→ Exercise requirements:
Return all the entries exactly, keeping pictures out.

→ Records to process:
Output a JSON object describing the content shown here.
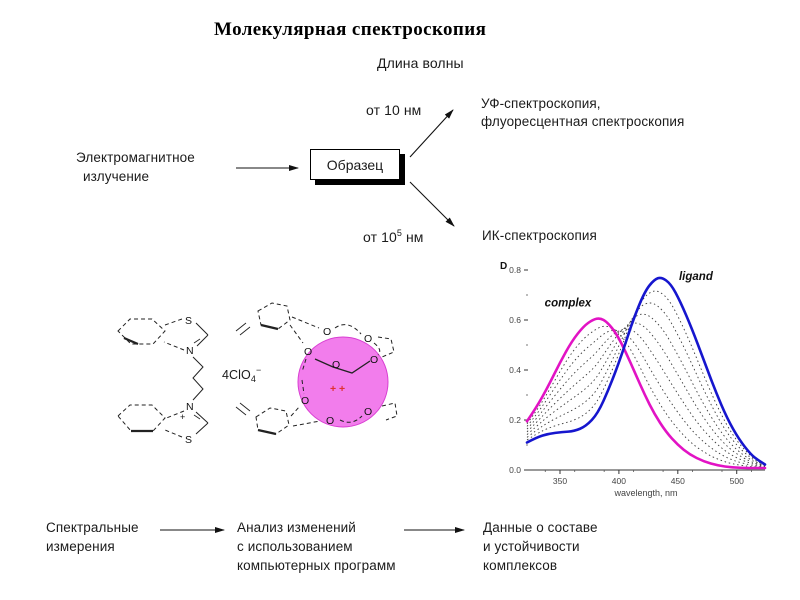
{
  "slide": {
    "title": "Молекулярная спектроскопия"
  },
  "diagram": {
    "wavelength_axis_label": "Длина волны",
    "source_line1": "Электромагнитное",
    "source_line2": "излучение",
    "sample_box_label": "Образец",
    "uv_range": "от 10 нм",
    "uv_label_line1": "УФ-спектроскопия,",
    "uv_label_line2": "флуоресцентная спектроскопия",
    "ir_range_base": "от 10",
    "ir_range_exponent": "5",
    "ir_range_unit": " нм",
    "ir_label": "ИК-спектроскопия"
  },
  "structure": {
    "counterion_prefix": "4ClO",
    "counterion_sub": "4",
    "counterion_sup": "−",
    "atom_s": "S",
    "atom_n": "N",
    "atom_o": "O",
    "n_charge": "+",
    "cation_charge": "+ +",
    "cation_fill": "#F27DEC",
    "cation_stroke": "#D93FD2",
    "charge_color": "#E03030"
  },
  "chart_data": {
    "type": "line",
    "title": "",
    "xlabel": "wavelength, nm",
    "ylabel": "D",
    "xlim": [
      322,
      524
    ],
    "ylim": [
      0.0,
      0.8
    ],
    "xticks": [
      350,
      400,
      450,
      500
    ],
    "yticks": [
      0.0,
      0.2,
      0.4,
      0.6,
      0.8
    ],
    "grid": false,
    "legend_position": "none",
    "annotations": [
      {
        "text": "complex",
        "x": 337,
        "y": 0.655
      },
      {
        "text": "ligand",
        "x": 451,
        "y": 0.76
      }
    ],
    "series": [
      {
        "name": "ligand",
        "color": "#1616CE",
        "points": [
          [
            322,
            0.11
          ],
          [
            330,
            0.13
          ],
          [
            340,
            0.145
          ],
          [
            352,
            0.152
          ],
          [
            362,
            0.155
          ],
          [
            372,
            0.175
          ],
          [
            382,
            0.225
          ],
          [
            392,
            0.33
          ],
          [
            402,
            0.455
          ],
          [
            412,
            0.6
          ],
          [
            422,
            0.715
          ],
          [
            430,
            0.762
          ],
          [
            436,
            0.772
          ],
          [
            444,
            0.745
          ],
          [
            452,
            0.675
          ],
          [
            462,
            0.565
          ],
          [
            472,
            0.44
          ],
          [
            482,
            0.315
          ],
          [
            492,
            0.205
          ],
          [
            502,
            0.122
          ],
          [
            512,
            0.062
          ],
          [
            518,
            0.04
          ],
          [
            524,
            0.022
          ]
        ]
      },
      {
        "name": "complex",
        "color": "#E213C4",
        "points": [
          [
            322,
            0.195
          ],
          [
            330,
            0.25
          ],
          [
            340,
            0.335
          ],
          [
            350,
            0.43
          ],
          [
            360,
            0.515
          ],
          [
            370,
            0.575
          ],
          [
            378,
            0.602
          ],
          [
            384,
            0.608
          ],
          [
            390,
            0.592
          ],
          [
            398,
            0.545
          ],
          [
            406,
            0.47
          ],
          [
            414,
            0.385
          ],
          [
            422,
            0.3
          ],
          [
            430,
            0.225
          ],
          [
            440,
            0.152
          ],
          [
            450,
            0.1
          ],
          [
            460,
            0.062
          ],
          [
            472,
            0.034
          ],
          [
            484,
            0.018
          ],
          [
            496,
            0.01
          ],
          [
            510,
            0.008
          ],
          [
            517,
            0.008
          ],
          [
            524,
            0.008
          ]
        ]
      }
    ],
    "intermediate_morph_fractions": [
      0.12,
      0.24,
      0.37,
      0.5,
      0.63,
      0.76,
      0.88
    ],
    "intermediate_style": {
      "color": "#3a3a3a",
      "dash": "1.5 2.8"
    }
  },
  "bottom_flow": {
    "step1_line1": "Спектральные",
    "step1_line2": "измерения",
    "step2_line1": "Анализ изменений",
    "step2_line2": "с использованием",
    "step2_line3": "компьютерных программ",
    "step3_line1": "Данные о составе",
    "step3_line2": "и устойчивости",
    "step3_line3": "комплексов"
  }
}
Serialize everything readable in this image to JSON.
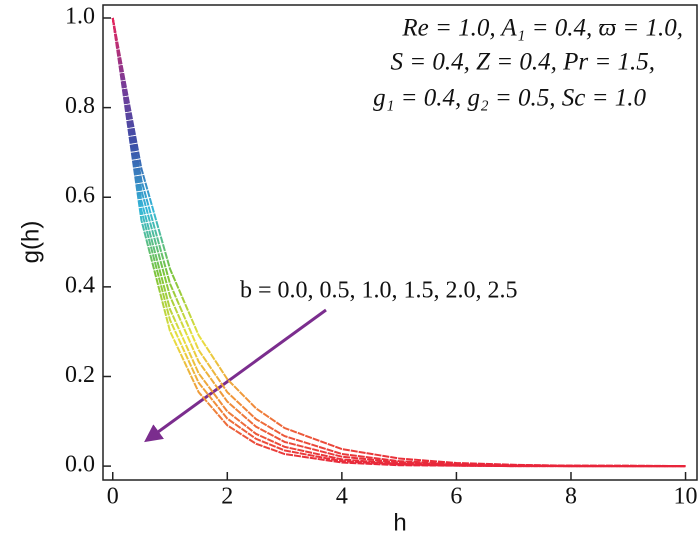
{
  "chart_data": {
    "type": "line",
    "xlabel": "h",
    "ylabel": "g(h)",
    "annotations": [
      "Re = 1.0, A₁ = 0.4, ϖ = 1.0,",
      "S = 0.4, Z = 0.4, Pr = 1.5,",
      "g₁ = 0.4, g₂ = 0.5, Sc = 1.0",
      "b = 0.0, 0.5, 1.0, 1.5, 2.0, 2.5"
    ],
    "x": [
      0,
      0.5,
      1,
      1.5,
      2,
      2.5,
      3,
      4,
      5,
      6,
      7,
      8,
      9,
      10
    ],
    "series": [
      {
        "values": [
          1,
          0.664,
          0.44,
          0.292,
          0.194,
          0.129,
          0.085,
          0.038,
          0.017,
          0.007,
          0.003,
          0.001,
          0.001,
          0
        ]
      },
      {
        "values": [
          1,
          0.638,
          0.407,
          0.259,
          0.165,
          0.105,
          0.067,
          0.027,
          0.011,
          0.005,
          0.002,
          0.001,
          0,
          0
        ]
      },
      {
        "values": [
          1,
          0.616,
          0.379,
          0.233,
          0.144,
          0.088,
          0.054,
          0.021,
          0.008,
          0.003,
          0.001,
          0,
          0,
          0
        ]
      },
      {
        "values": [
          1,
          0.592,
          0.35,
          0.207,
          0.122,
          0.072,
          0.043,
          0.015,
          0.005,
          0.002,
          0.001,
          0,
          0,
          0
        ]
      },
      {
        "values": [
          1,
          0.571,
          0.326,
          0.186,
          0.106,
          0.061,
          0.035,
          0.011,
          0.004,
          0.001,
          0,
          0,
          0,
          0
        ]
      },
      {
        "values": [
          1,
          0.549,
          0.301,
          0.165,
          0.091,
          0.05,
          0.027,
          0.008,
          0.002,
          0.001,
          0,
          0,
          0,
          0
        ]
      }
    ],
    "color_gradient": [
      "#e8245a",
      "#7b3a96",
      "#3a4fa8",
      "#35b8d8",
      "#7cc43a",
      "#e8e040",
      "#f0903a",
      "#e8243a"
    ],
    "xlim": [
      -0.17,
      10.2
    ],
    "ylim": [
      -0.031,
      1.029
    ],
    "xticks": [
      0,
      2,
      4,
      6,
      8,
      10
    ],
    "yticks": [
      {
        "value": 0,
        "label": "0.0"
      },
      {
        "value": 0.2,
        "label": "0.2"
      },
      {
        "value": 0.4,
        "label": "0.4"
      },
      {
        "value": 0.6,
        "label": "0.6"
      },
      {
        "value": 0.8,
        "label": "0.8"
      },
      {
        "value": 1,
        "label": "1.0"
      }
    ],
    "grid": false
  }
}
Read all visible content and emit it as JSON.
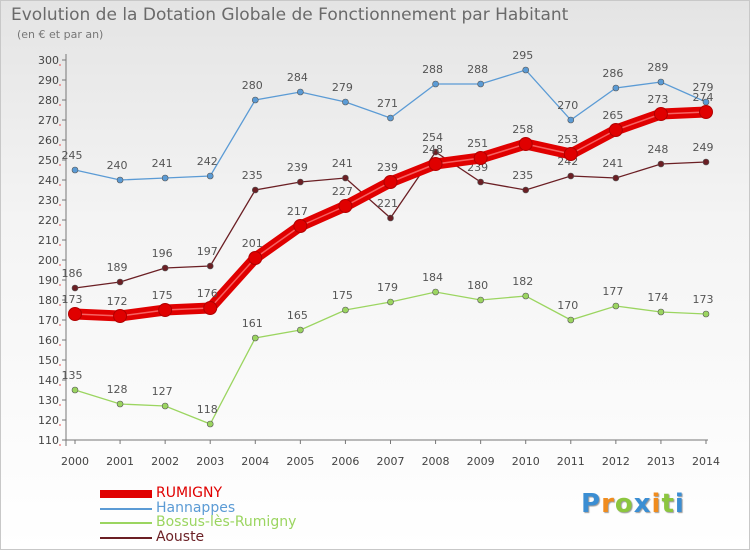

→ Expected answer:
Output a JSON object describing the content shown here.
{
  "slide": {
    "title": "Молекулярная спектроскопия"
  },
  "diagram": {
    "wavelength_axis_label": "Длина волны",
    "source_line1": "Электромагнитное",
    "source_line2": "излучение",
    "sample_box_label": "Образец",
    "uv_range": "от 10 нм",
    "uv_label_line1": "УФ-спектроскопия,",
    "uv_label_line2": "флуоресцентная спектроскопия",
    "ir_range_base": "от 10",
    "ir_range_exponent": "5",
    "ir_range_unit": " нм",
    "ir_label": "ИК-спектроскопия"
  },
  "structure": {
    "counterion_prefix": "4ClO",
    "counterion_sub": "4",
    "counterion_sup": "−",
    "atom_s": "S",
    "atom_n": "N",
    "atom_o": "O",
    "n_charge": "+",
    "cation_charge": "+ +",
    "cation_fill": "#F27DEC",
    "cation_stroke": "#D93FD2",
    "charge_color": "#E03030"
  },
  "chart_data": {
    "type": "line",
    "title": "",
    "xlabel": "wavelength, nm",
    "ylabel": "D",
    "xlim": [
      322,
      524
    ],
    "ylim": [
      0.0,
      0.8
    ],
    "xticks": [
      350,
      400,
      450,
      500
    ],
    "yticks": [
      0.0,
      0.2,
      0.4,
      0.6,
      0.8
    ],
    "grid": false,
    "legend_position": "none",
    "annotations": [
      {
        "text": "complex",
        "x": 337,
        "y": 0.655
      },
      {
        "text": "ligand",
        "x": 451,
        "y": 0.76
      }
    ],
    "series": [
      {
        "name": "ligand",
        "color": "#1616CE",
        "points": [
          [
            322,
            0.11
          ],
          [
            330,
            0.13
          ],
          [
            340,
            0.145
          ],
          [
            352,
            0.152
          ],
          [
            362,
            0.155
          ],
          [
            372,
            0.175
          ],
          [
            382,
            0.225
          ],
          [
            392,
            0.33
          ],
          [
            402,
            0.455
          ],
          [
            412,
            0.6
          ],
          [
            422,
            0.715
          ],
          [
            430,
            0.762
          ],
          [
            436,
            0.772
          ],
          [
            444,
            0.745
          ],
          [
            452,
            0.675
          ],
          [
            462,
            0.565
          ],
          [
            472,
            0.44
          ],
          [
            482,
            0.315
          ],
          [
            492,
            0.205
          ],
          [
            502,
            0.122
          ],
          [
            512,
            0.062
          ],
          [
            518,
            0.04
          ],
          [
            524,
            0.022
          ]
        ]
      },
      {
        "name": "complex",
        "color": "#E213C4",
        "points": [
          [
            322,
            0.195
          ],
          [
            330,
            0.25
          ],
          [
            340,
            0.335
          ],
          [
            350,
            0.43
          ],
          [
            360,
            0.515
          ],
          [
            370,
            0.575
          ],
          [
            378,
            0.602
          ],
          [
            384,
            0.608
          ],
          [
            390,
            0.592
          ],
          [
            398,
            0.545
          ],
          [
            406,
            0.47
          ],
          [
            414,
            0.385
          ],
          [
            422,
            0.3
          ],
          [
            430,
            0.225
          ],
          [
            440,
            0.152
          ],
          [
            450,
            0.1
          ],
          [
            460,
            0.062
          ],
          [
            472,
            0.034
          ],
          [
            484,
            0.018
          ],
          [
            496,
            0.01
          ],
          [
            510,
            0.008
          ],
          [
            517,
            0.008
          ],
          [
            524,
            0.008
          ]
        ]
      }
    ],
    "intermediate_morph_fractions": [
      0.12,
      0.24,
      0.37,
      0.5,
      0.63,
      0.76,
      0.88
    ],
    "intermediate_style": {
      "color": "#3a3a3a",
      "dash": "1.5 2.8"
    }
  },
  "bottom_flow": {
    "step1_line1": "Спектральные",
    "step1_line2": "измерения",
    "step2_line1": "Анализ изменений",
    "step2_line2": "с использованием",
    "step2_line3": "компьютерных программ",
    "step3_line1": "Данные о составе",
    "step3_line2": "и устойчивости",
    "step3_line3": "комплексов"
  }
}
Serialize everything readable in this image to JSON.
{
  "chart_data": {
    "type": "line",
    "xlabel": "h",
    "ylabel": "g(h)",
    "annotations": [
      "Re = 1.0, A₁ = 0.4, ϖ = 1.0,",
      "S = 0.4, Z = 0.4, Pr = 1.5,",
      "g₁ = 0.4, g₂ = 0.5, Sc = 1.0",
      "b = 0.0, 0.5, 1.0, 1.5, 2.0, 2.5"
    ],
    "x": [
      0,
      0.5,
      1,
      1.5,
      2,
      2.5,
      3,
      4,
      5,
      6,
      7,
      8,
      9,
      10
    ],
    "series": [
      {
        "values": [
          1,
          0.664,
          0.44,
          0.292,
          0.194,
          0.129,
          0.085,
          0.038,
          0.017,
          0.007,
          0.003,
          0.001,
          0.001,
          0
        ]
      },
      {
        "values": [
          1,
          0.638,
          0.407,
          0.259,
          0.165,
          0.105,
          0.067,
          0.027,
          0.011,
          0.005,
          0.002,
          0.001,
          0,
          0
        ]
      },
      {
        "values": [
          1,
          0.616,
          0.379,
          0.233,
          0.144,
          0.088,
          0.054,
          0.021,
          0.008,
          0.003,
          0.001,
          0,
          0,
          0
        ]
      },
      {
        "values": [
          1,
          0.592,
          0.35,
          0.207,
          0.122,
          0.072,
          0.043,
          0.015,
          0.005,
          0.002,
          0.001,
          0,
          0,
          0
        ]
      },
      {
        "values": [
          1,
          0.571,
          0.326,
          0.186,
          0.106,
          0.061,
          0.035,
          0.011,
          0.004,
          0.001,
          0,
          0,
          0,
          0
        ]
      },
      {
        "values": [
          1,
          0.549,
          0.301,
          0.165,
          0.091,
          0.05,
          0.027,
          0.008,
          0.002,
          0.001,
          0,
          0,
          0,
          0
        ]
      }
    ],
    "color_gradient": [
      "#e8245a",
      "#7b3a96",
      "#3a4fa8",
      "#35b8d8",
      "#7cc43a",
      "#e8e040",
      "#f0903a",
      "#e8243a"
    ],
    "xlim": [
      -0.17,
      10.2
    ],
    "ylim": [
      -0.031,
      1.029
    ],
    "xticks": [
      0,
      2,
      4,
      6,
      8,
      10
    ],
    "yticks": [
      {
        "value": 0,
        "label": "0.0"
      },
      {
        "value": 0.2,
        "label": "0.2"
      },
      {
        "value": 0.4,
        "label": "0.4"
      },
      {
        "value": 0.6,
        "label": "0.6"
      },
      {
        "value": 0.8,
        "label": "0.8"
      },
      {
        "value": 1,
        "label": "1.0"
      }
    ],
    "grid": false
  }
}
Read all visible content and emit it as JSON.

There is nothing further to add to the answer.